= Problem to solve =
Skip the images and copy each record exactly as written.

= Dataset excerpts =

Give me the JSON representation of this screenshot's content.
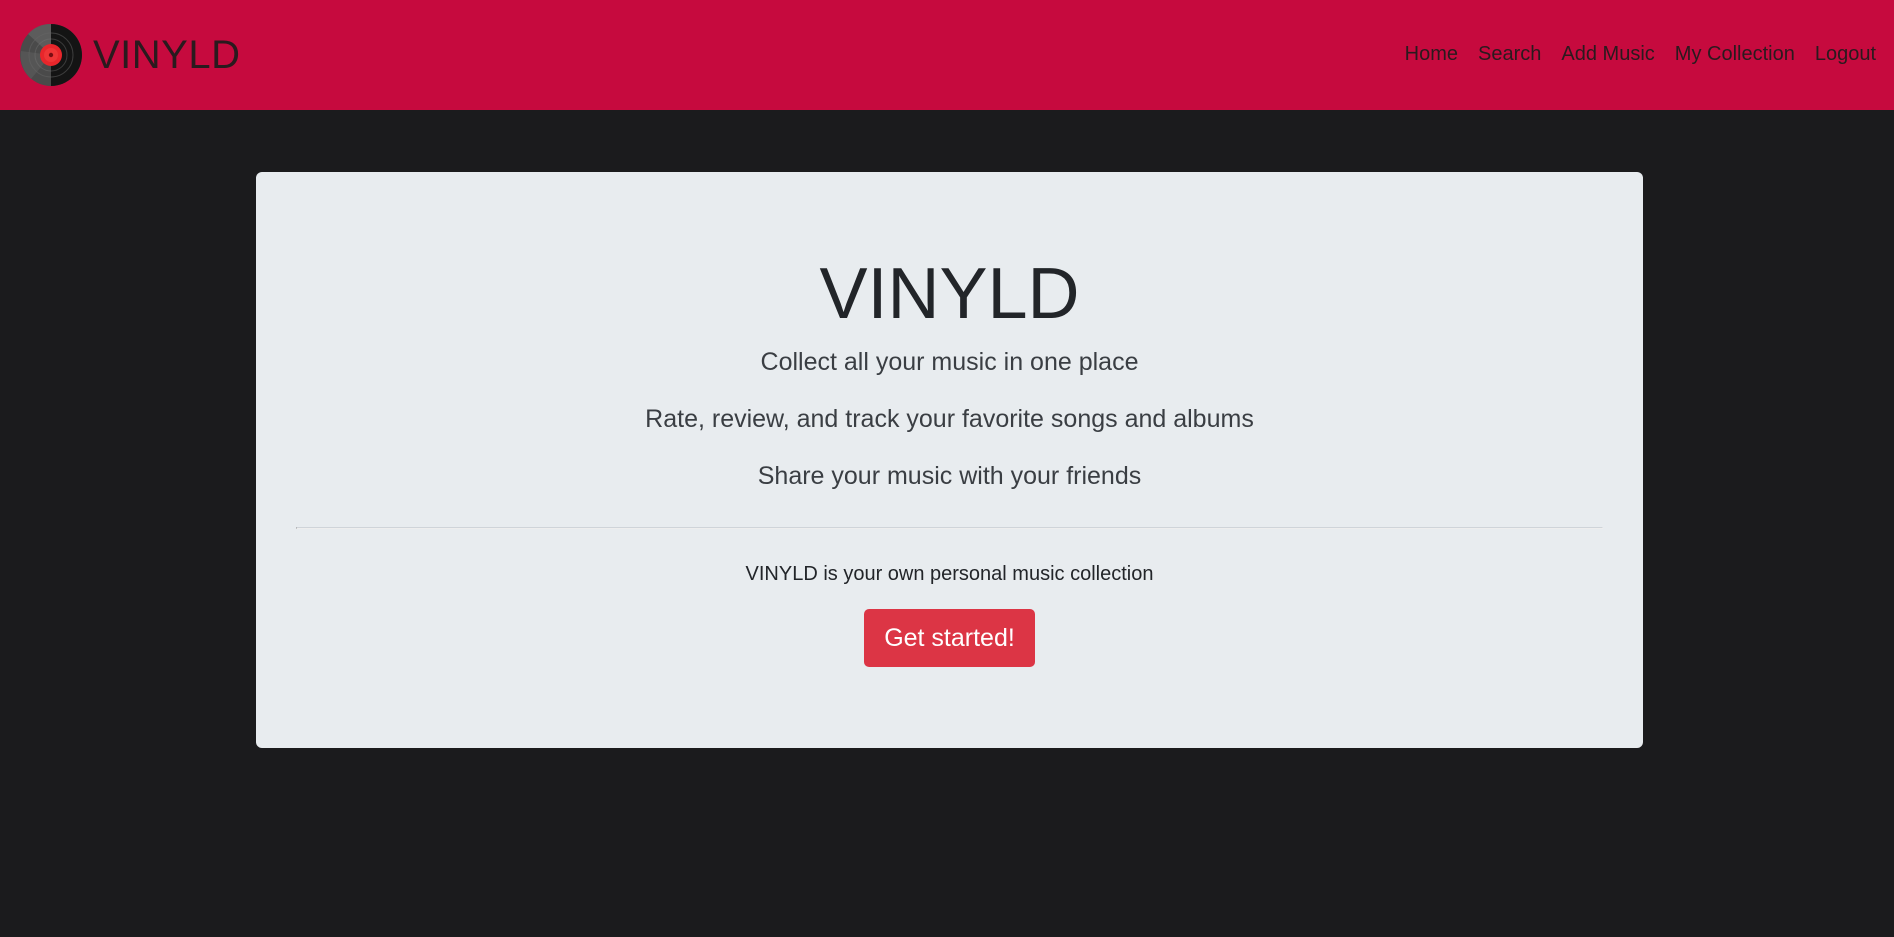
{
  "navbar": {
    "brand_name": "VINYLD",
    "logo_icon": "vinyl-record-icon",
    "links": [
      {
        "label": "Home"
      },
      {
        "label": "Search"
      },
      {
        "label": "Add Music"
      },
      {
        "label": "My Collection"
      },
      {
        "label": "Logout"
      }
    ],
    "colors": {
      "background": "#c60a3e",
      "text": "#2a1a1e"
    }
  },
  "hero": {
    "title": "VINYLD",
    "leads": [
      "Collect all your music in one place",
      "Rate, review, and track your favorite songs and albums",
      "Share your music with your friends"
    ],
    "tagline": "VINYLD is your own personal music collection",
    "cta_label": "Get started!",
    "colors": {
      "background": "#e8ecef",
      "cta": "#dc3545",
      "page": "#1b1b1d"
    }
  }
}
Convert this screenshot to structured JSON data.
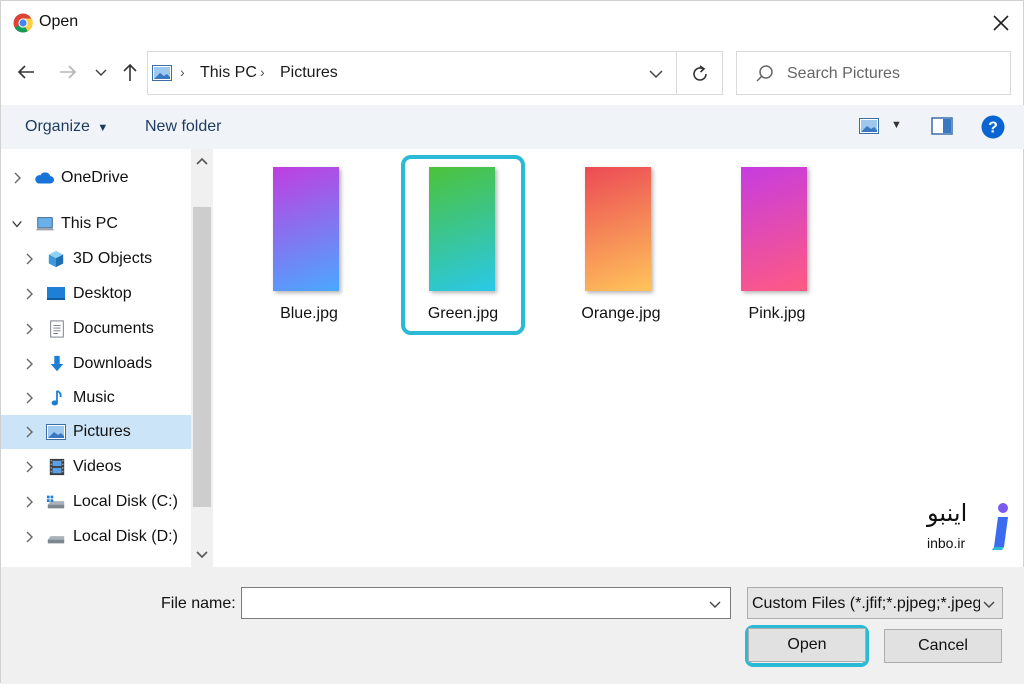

= Result =
Give me the JSON representation of this screenshot's content.
{
  "navbar": {
    "brand_name": "VINYLD",
    "logo_icon": "vinyl-record-icon",
    "links": [
      {
        "label": "Home"
      },
      {
        "label": "Search"
      },
      {
        "label": "Add Music"
      },
      {
        "label": "My Collection"
      },
      {
        "label": "Logout"
      }
    ],
    "colors": {
      "background": "#c60a3e",
      "text": "#2a1a1e"
    }
  },
  "hero": {
    "title": "VINYLD",
    "leads": [
      "Collect all your music in one place",
      "Rate, review, and track your favorite songs and albums",
      "Share your music with your friends"
    ],
    "tagline": "VINYLD is your own personal music collection",
    "cta_label": "Get started!",
    "colors": {
      "background": "#e8ecef",
      "cta": "#dc3545",
      "page": "#1b1b1d"
    }
  }
}
Convert this screenshot to structured JSON data.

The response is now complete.